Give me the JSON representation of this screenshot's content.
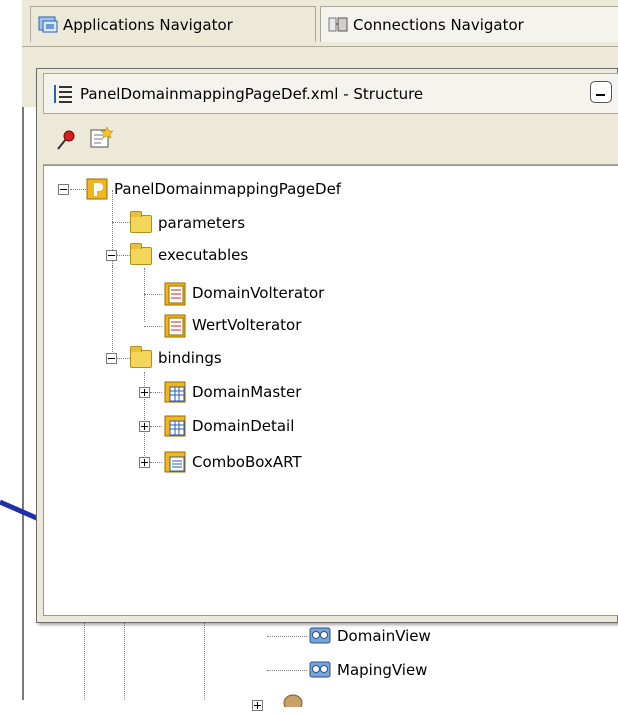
{
  "navigator_tabs": [
    {
      "label": "Applications Navigator",
      "icon": "applications-navigator-icon"
    },
    {
      "label": "Connections Navigator",
      "icon": "connections-navigator-icon"
    }
  ],
  "structure_window": {
    "title": "PanelDomainmappingPageDef.xml - Structure",
    "toolbar": [
      {
        "name": "pin-icon"
      },
      {
        "name": "edit-properties-icon"
      }
    ],
    "tree": {
      "root": "PanelDomainmappingPageDef",
      "parameters": "parameters",
      "executables": "executables",
      "exec_items": [
        "DomainVolterator",
        "WertVolterator"
      ],
      "bindings": "bindings",
      "binding_items": [
        "DomainMaster",
        "DomainDetail",
        "ComboBoxART"
      ]
    }
  },
  "background_tree": {
    "items": [
      "DomainView",
      "MapingView"
    ]
  },
  "colors": {
    "window_bg": "#ece9d8",
    "arrow": "#1f2fa8",
    "folder": "#f3d65a"
  }
}
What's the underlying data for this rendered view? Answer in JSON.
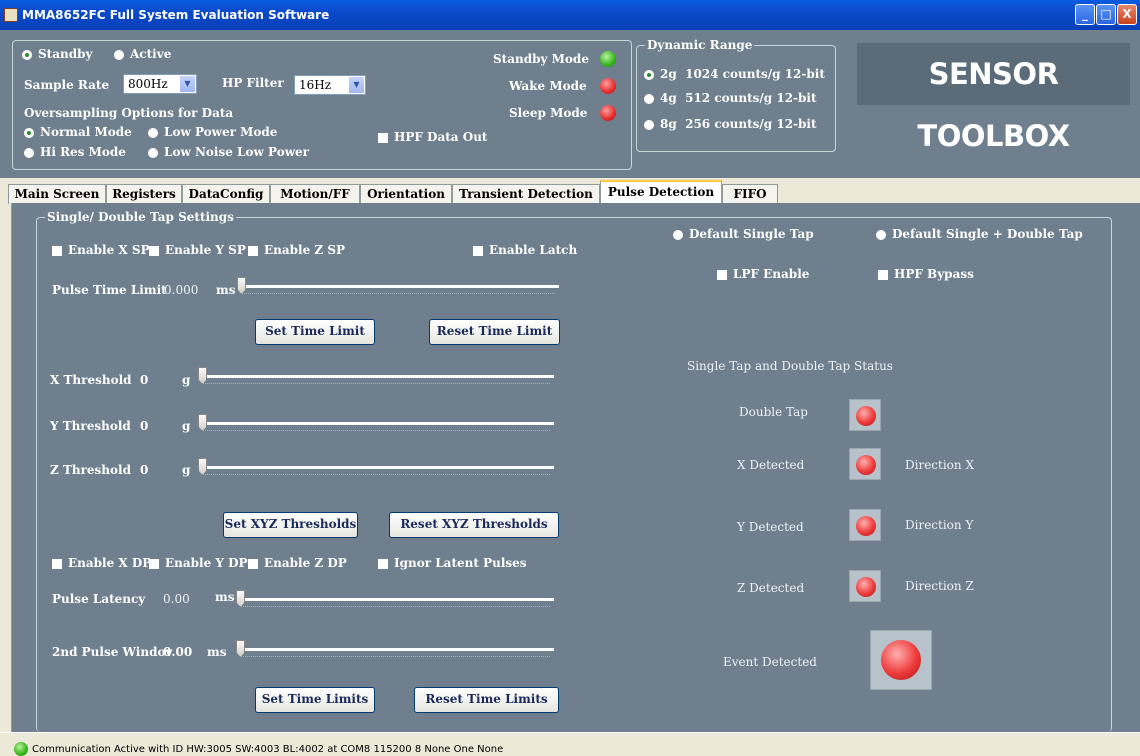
{
  "window": {
    "title": "MMA8652FC Full System Evaluation Software",
    "min": "_",
    "max": "□",
    "close": "X"
  },
  "top": {
    "standby_label": "Standby",
    "active_label": "Active",
    "sample_rate_label": "Sample Rate",
    "sample_rate_value": "800Hz",
    "hp_filter_label": "HP Filter",
    "hp_filter_value": "16Hz",
    "oversampling_label": "Oversampling Options for Data",
    "normal_mode": "Normal Mode",
    "low_power_mode": "Low Power Mode",
    "hi_res_mode": "Hi Res Mode",
    "low_noise_low_power": "Low Noise Low Power",
    "hpf_data_out": "HPF Data Out",
    "standby_mode": "Standby Mode",
    "wake_mode": "Wake Mode",
    "sleep_mode": "Sleep Mode"
  },
  "dynamic_range": {
    "title": "Dynamic Range",
    "options": [
      {
        "g": "2g",
        "desc": "1024 counts/g 12-bit"
      },
      {
        "g": "4g",
        "desc": "512 counts/g 12-bit"
      },
      {
        "g": "8g",
        "desc": "256 counts/g 12-bit"
      }
    ]
  },
  "brand": "SENSOR TOOLBOX",
  "tabs": [
    "Main Screen",
    "Registers",
    "DataConfig",
    "Motion/FF",
    "Orientation",
    "Transient Detection",
    "Pulse Detection",
    "FIFO"
  ],
  "pulse": {
    "group_title": "Single/ Double Tap Settings",
    "enable_x_sp": "Enable X SP",
    "enable_y_sp": "Enable Y SP",
    "enable_z_sp": "Enable Z SP",
    "enable_latch": "Enable Latch",
    "pulse_time_limit_label": "Pulse Time Limit",
    "pulse_time_limit_value": "0.000",
    "ms": "ms",
    "set_time_limit": "Set Time Limit",
    "reset_time_limit": "Reset Time Limit",
    "x_threshold_label": "X Threshold",
    "y_threshold_label": "Y Threshold",
    "z_threshold_label": "Z Threshold",
    "threshold_value": "0",
    "g": "g",
    "set_xyz": "Set XYZ Thresholds",
    "reset_xyz": "Reset XYZ Thresholds",
    "enable_x_dp": "Enable X DP",
    "enable_y_dp": "Enable Y DP",
    "enable_z_dp": "Enable Z DP",
    "ignor_latent": "Ignor Latent Pulses",
    "pulse_latency_label": "Pulse Latency",
    "pulse_latency_value": "0.00",
    "second_pulse_label": "2nd Pulse Windov",
    "second_pulse_value": "0.00",
    "set_time_limits": "Set Time Limits",
    "reset_time_limits": "Reset Time Limits",
    "default_single_tap": "Default Single Tap",
    "default_single_double": "Default Single + Double Tap",
    "lpf_enable": "LPF Enable",
    "hpf_bypass": "HPF Bypass",
    "status_title": "Single Tap and Double Tap Status",
    "double_tap": "Double Tap",
    "x_detected": "X Detected",
    "y_detected": "Y Detected",
    "z_detected": "Z Detected",
    "dir_x": "Direction X",
    "dir_y": "Direction Y",
    "dir_z": "Direction Z",
    "event_detected": "Event Detected"
  },
  "status": "Communication Active with ID HW:3005 SW:4003 BL:4002 at COM8 115200 8 None One None"
}
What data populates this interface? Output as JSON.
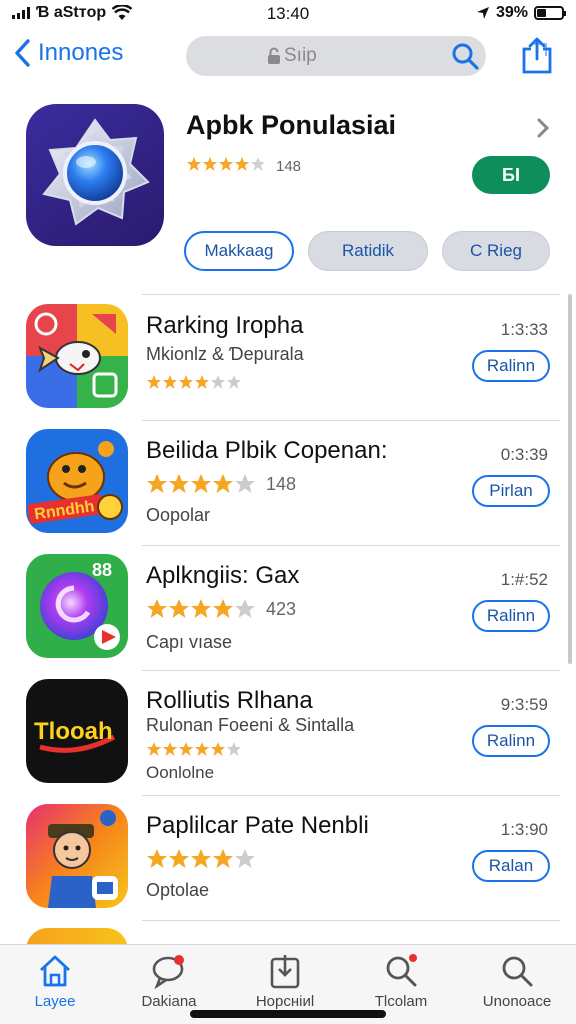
{
  "status_bar": {
    "carrier": "Ɓ aStтop",
    "time": "13:40",
    "battery": "39%",
    "battery_level": 0.39
  },
  "nav": {
    "back_label": "Innones",
    "search_placeholder": "Sıip"
  },
  "featured": {
    "title": "Apbk Ponulasiai",
    "rating_count": "148",
    "get_label": "БI",
    "buttons": [
      "Makkaag",
      "Ratidik",
      "C Rieg"
    ]
  },
  "apps": [
    {
      "title": "Rarking Iropha",
      "subtitle": "Mkionlz & Ɗepurala",
      "reviews": "",
      "category": "",
      "time": "1:3:33",
      "action": "Ralinn",
      "stars": 4
    },
    {
      "title": "Beilida Plbik Copenan:",
      "subtitle": "",
      "reviews": "148",
      "category": "Oopolar",
      "time": "0:3:39",
      "action": "Pirlan",
      "stars": 4
    },
    {
      "title": "Aplkngiis: Gax",
      "subtitle": "",
      "reviews": "423",
      "category": "Capı vıase",
      "time": "1:#:52",
      "action": "Ralinn",
      "stars": 4
    },
    {
      "title": "Rolliutis Rlhana",
      "subtitle": "Rulonan Foeeni & Sintalla",
      "reviews": "",
      "category": "Oonlolne",
      "time": "9:3:59",
      "action": "Ralinn",
      "stars": 4
    },
    {
      "title": "Paplilcar Pate Nenbli",
      "subtitle": "",
      "reviews": "",
      "category": "Optolae",
      "time": "1:3:90",
      "action": "Ralan",
      "stars": 4
    }
  ],
  "icon_labels": {
    "tiktok_like": "88",
    "tloooh": "Tlooah",
    "kids": "Rnndhh"
  },
  "tabs": [
    "Layee",
    "Dakiana",
    "Норсніиl",
    "Tlcolam",
    "Unonoace"
  ],
  "colors": {
    "accent": "#1a73e8",
    "get_button": "#0e8e5b",
    "star": "#f5a623"
  }
}
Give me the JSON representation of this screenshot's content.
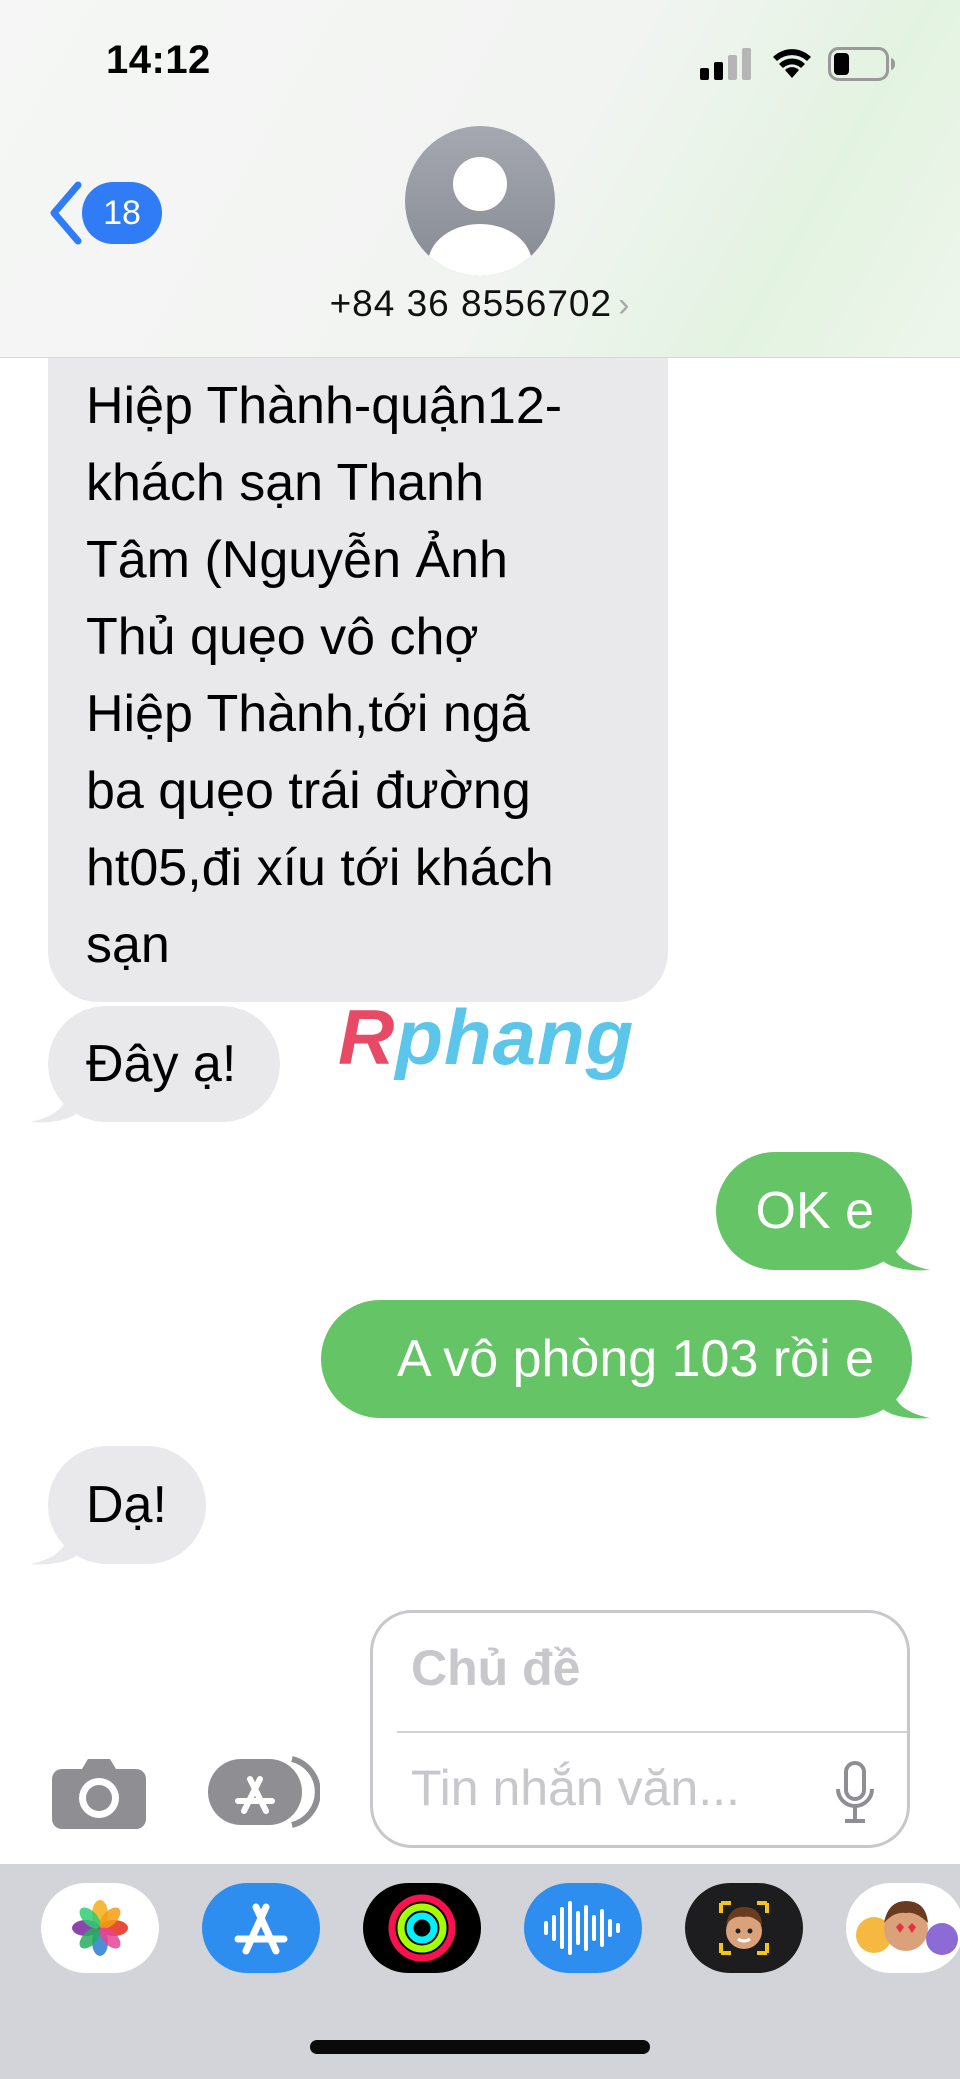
* * * * * * *
• _Instructions to follow_
Nothing in the entries should change as you copy them, except that the pictures are left out.

• _Correct answer_
Give me the JSON representation of this screenshot's content.
{
  "navigator_tabs": [
    {
      "label": "Applications Navigator",
      "icon": "applications-navigator-icon"
    },
    {
      "label": "Connections Navigator",
      "icon": "connections-navigator-icon"
    }
  ],
  "structure_window": {
    "title": "PanelDomainmappingPageDef.xml - Structure",
    "toolbar": [
      {
        "name": "pin-icon"
      },
      {
        "name": "edit-properties-icon"
      }
    ],
    "tree": {
      "root": "PanelDomainmappingPageDef",
      "parameters": "parameters",
      "executables": "executables",
      "exec_items": [
        "DomainVolterator",
        "WertVolterator"
      ],
      "bindings": "bindings",
      "binding_items": [
        "DomainMaster",
        "DomainDetail",
        "ComboBoxART"
      ]
    }
  },
  "background_tree": {
    "items": [
      "DomainView",
      "MapingView"
    ]
  },
  "colors": {
    "window_bg": "#ece9d8",
    "arrow": "#1f2fa8",
    "folder": "#f3d65a"
  }
}
What's the underlying data for this rendered view? Answer in JSON.
{
  "window": {
    "title": "MMA8652FC Full System Evaluation Software",
    "min": "_",
    "max": "□",
    "close": "X"
  },
  "top": {
    "standby_label": "Standby",
    "active_label": "Active",
    "sample_rate_label": "Sample Rate",
    "sample_rate_value": "800Hz",
    "hp_filter_label": "HP Filter",
    "hp_filter_value": "16Hz",
    "oversampling_label": "Oversampling Options for Data",
    "normal_mode": "Normal Mode",
    "low_power_mode": "Low Power Mode",
    "hi_res_mode": "Hi Res Mode",
    "low_noise_low_power": "Low Noise Low Power",
    "hpf_data_out": "HPF Data Out",
    "standby_mode": "Standby Mode",
    "wake_mode": "Wake Mode",
    "sleep_mode": "Sleep Mode"
  },
  "dynamic_range": {
    "title": "Dynamic Range",
    "options": [
      {
        "g": "2g",
        "desc": "1024 counts/g 12-bit"
      },
      {
        "g": "4g",
        "desc": "512 counts/g 12-bit"
      },
      {
        "g": "8g",
        "desc": "256 counts/g 12-bit"
      }
    ]
  },
  "brand": "SENSOR TOOLBOX",
  "tabs": [
    "Main Screen",
    "Registers",
    "DataConfig",
    "Motion/FF",
    "Orientation",
    "Transient Detection",
    "Pulse Detection",
    "FIFO"
  ],
  "pulse": {
    "group_title": "Single/ Double Tap Settings",
    "enable_x_sp": "Enable X SP",
    "enable_y_sp": "Enable Y SP",
    "enable_z_sp": "Enable Z SP",
    "enable_latch": "Enable Latch",
    "pulse_time_limit_label": "Pulse Time Limit",
    "pulse_time_limit_value": "0.000",
    "ms": "ms",
    "set_time_limit": "Set Time Limit",
    "reset_time_limit": "Reset Time Limit",
    "x_threshold_label": "X Threshold",
    "y_threshold_label": "Y Threshold",
    "z_threshold_label": "Z Threshold",
    "threshold_value": "0",
    "g": "g",
    "set_xyz": "Set XYZ Thresholds",
    "reset_xyz": "Reset XYZ Thresholds",
    "enable_x_dp": "Enable X DP",
    "enable_y_dp": "Enable Y DP",
    "enable_z_dp": "Enable Z DP",
    "ignor_latent": "Ignor Latent Pulses",
    "pulse_latency_label": "Pulse Latency",
    "pulse_latency_value": "0.00",
    "second_pulse_label": "2nd Pulse Windov",
    "second_pulse_value": "0.00",
    "set_time_limits": "Set Time Limits",
    "reset_time_limits": "Reset Time Limits",
    "default_single_tap": "Default Single Tap",
    "default_single_double": "Default Single + Double Tap",
    "lpf_enable": "LPF Enable",
    "hpf_bypass": "HPF Bypass",
    "status_title": "Single Tap and Double Tap Status",
    "double_tap": "Double Tap",
    "x_detected": "X Detected",
    "y_detected": "Y Detected",
    "z_detected": "Z Detected",
    "dir_x": "Direction X",
    "dir_y": "Direction Y",
    "dir_z": "Direction Z",
    "event_detected": "Event Detected"
  },
  "status": "Communication Active with ID HW:3005 SW:4003 BL:4002 at COM8 115200 8 None One None"
}
What data populates this interface? Output as JSON.
{
  "status_bar": {
    "carrier": "Ɓ aStтop",
    "time": "13:40",
    "battery": "39%",
    "battery_level": 0.39
  },
  "nav": {
    "back_label": "Innones",
    "search_placeholder": "Sıip"
  },
  "featured": {
    "title": "Apbk Ponulasiai",
    "rating_count": "148",
    "get_label": "БI",
    "buttons": [
      "Makkaag",
      "Ratidik",
      "C Rieg"
    ]
  },
  "apps": [
    {
      "title": "Rarking Iropha",
      "subtitle": "Mkionlz & Ɗepurala",
      "reviews": "",
      "category": "",
      "time": "1:3:33",
      "action": "Ralinn",
      "stars": 4
    },
    {
      "title": "Beilida Plbik Copenan:",
      "subtitle": "",
      "reviews": "148",
      "category": "Oopolar",
      "time": "0:3:39",
      "action": "Pirlan",
      "stars": 4
    },
    {
      "title": "Aplkngiis: Gax",
      "subtitle": "",
      "reviews": "423",
      "category": "Capı vıase",
      "time": "1:#:52",
      "action": "Ralinn",
      "stars": 4
    },
    {
      "title": "Rolliutis Rlhana",
      "subtitle": "Rulonan Foeeni & Sintalla",
      "reviews": "",
      "category": "Oonlolne",
      "time": "9:3:59",
      "action": "Ralinn",
      "stars": 4
    },
    {
      "title": "Paplilcar Pate Nenbli",
      "subtitle": "",
      "reviews": "",
      "category": "Optolae",
      "time": "1:3:90",
      "action": "Ralan",
      "stars": 4
    }
  ],
  "icon_labels": {
    "tiktok_like": "88",
    "tloooh": "Tlooah",
    "kids": "Rnndhh"
  },
  "tabs": [
    "Layee",
    "Dakiana",
    "Норсніиl",
    "Tlcolam",
    "Unonoace"
  ],
  "colors": {
    "accent": "#1a73e8",
    "get_button": "#0e8e5b",
    "star": "#f5a623"
  }
}
Give me the JSON representation of this screenshot's content.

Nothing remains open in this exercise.